Aim of the exercise:
Every entry here needs to be repeated exactly.

-- -- --

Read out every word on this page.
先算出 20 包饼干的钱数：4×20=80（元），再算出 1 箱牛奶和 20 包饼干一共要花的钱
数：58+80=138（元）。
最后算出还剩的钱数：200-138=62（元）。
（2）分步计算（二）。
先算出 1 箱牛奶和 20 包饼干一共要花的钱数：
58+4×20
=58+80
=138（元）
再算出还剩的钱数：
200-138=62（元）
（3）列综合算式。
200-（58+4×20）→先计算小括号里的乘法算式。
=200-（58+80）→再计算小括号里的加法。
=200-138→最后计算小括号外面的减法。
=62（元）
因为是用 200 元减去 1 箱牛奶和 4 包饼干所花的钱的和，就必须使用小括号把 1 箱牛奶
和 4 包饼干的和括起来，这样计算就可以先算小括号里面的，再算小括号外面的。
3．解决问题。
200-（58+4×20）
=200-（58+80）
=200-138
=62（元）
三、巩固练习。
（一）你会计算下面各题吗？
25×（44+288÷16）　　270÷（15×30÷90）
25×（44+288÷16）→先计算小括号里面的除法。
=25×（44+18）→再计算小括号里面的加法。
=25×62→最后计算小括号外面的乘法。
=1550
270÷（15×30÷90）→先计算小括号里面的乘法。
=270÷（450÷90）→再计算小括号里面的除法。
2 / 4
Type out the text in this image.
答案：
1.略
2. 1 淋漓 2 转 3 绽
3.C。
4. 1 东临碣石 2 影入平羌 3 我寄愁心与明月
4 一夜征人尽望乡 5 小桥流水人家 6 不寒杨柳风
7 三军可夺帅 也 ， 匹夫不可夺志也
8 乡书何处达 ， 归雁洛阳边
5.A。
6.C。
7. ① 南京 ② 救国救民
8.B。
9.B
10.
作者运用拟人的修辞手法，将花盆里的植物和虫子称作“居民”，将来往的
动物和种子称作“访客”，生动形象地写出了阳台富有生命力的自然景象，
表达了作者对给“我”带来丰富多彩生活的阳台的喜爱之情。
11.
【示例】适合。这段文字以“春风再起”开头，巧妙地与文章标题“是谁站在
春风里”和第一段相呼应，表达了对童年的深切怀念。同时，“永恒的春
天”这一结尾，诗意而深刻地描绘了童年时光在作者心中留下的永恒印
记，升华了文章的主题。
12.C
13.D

-- -- --

Exercise answer:
Read out every word on this page.
先算出 20 包饼干的钱数：4×20=80（元），再算出 1 箱牛奶和 20 包饼干一共要花的钱
数：58+80=138（元）。
最后算出还剩的钱数：200-138=62（元）。
（2）分步计算（二）。
先算出 1 箱牛奶和 20 包饼干一共要花的钱数：
58+4×20
=58+80
=138（元）
再算出还剩的钱数：
200-138=62（元）
（3）列综合算式。
200-（58+4×20）→先计算小括号里的乘法算式。
=200-（58+80）→再计算小括号里的加法。
=200-138→最后计算小括号外面的减法。
=62（元）
因为是用 200 元减去 1 箱牛奶和 4 包饼干所花的钱的和，就必须使用小括号把 1 箱牛奶
和 4 包饼干的和括起来，这样计算就可以先算小括号里面的，再算小括号外面的。
3．解决问题。
200-（58+4×20）
=200-（58+80）
=200-138
=62（元）
三、巩固练习。
（一）你会计算下面各题吗？
25×（44+288÷16）　　270÷（15×30÷90）
25×（44+288÷16）→先计算小括号里面的除法。
=25×（44+18）→再计算小括号里面的加法。
=25×62→最后计算小括号外面的乘法。
=1550
270÷（15×30÷90）→先计算小括号里面的乘法。
=270÷（450÷90）→再计算小括号里面的除法。
2 / 4
Type out the text in this image.
答案：
1.略
2. 1 淋漓 2 转 3 绽
3.C。
4. 1 东临碣石 2 影入平羌 3 我寄愁心与明月
4 一夜征人尽望乡 5 小桥流水人家 6 不寒杨柳风
7 三军可夺帅 也 ， 匹夫不可夺志也
8 乡书何处达 ， 归雁洛阳边
5.A。
6.C。
7. ① 南京 ② 救国救民
8.B。
9.B
10.
作者运用拟人的修辞手法，将花盆里的植物和虫子称作“居民”，将来往的
动物和种子称作“访客”，生动形象地写出了阳台富有生命力的自然景象，
表达了作者对给“我”带来丰富多彩生活的阳台的喜爱之情。
11.
【示例】适合。这段文字以“春风再起”开头，巧妙地与文章标题“是谁站在
春风里”和第一段相呼应，表达了对童年的深切怀念。同时，“永恒的春
天”这一结尾，诗意而深刻地描绘了童年时光在作者心中留下的永恒印
记，升华了文章的主题。
12.C
13.D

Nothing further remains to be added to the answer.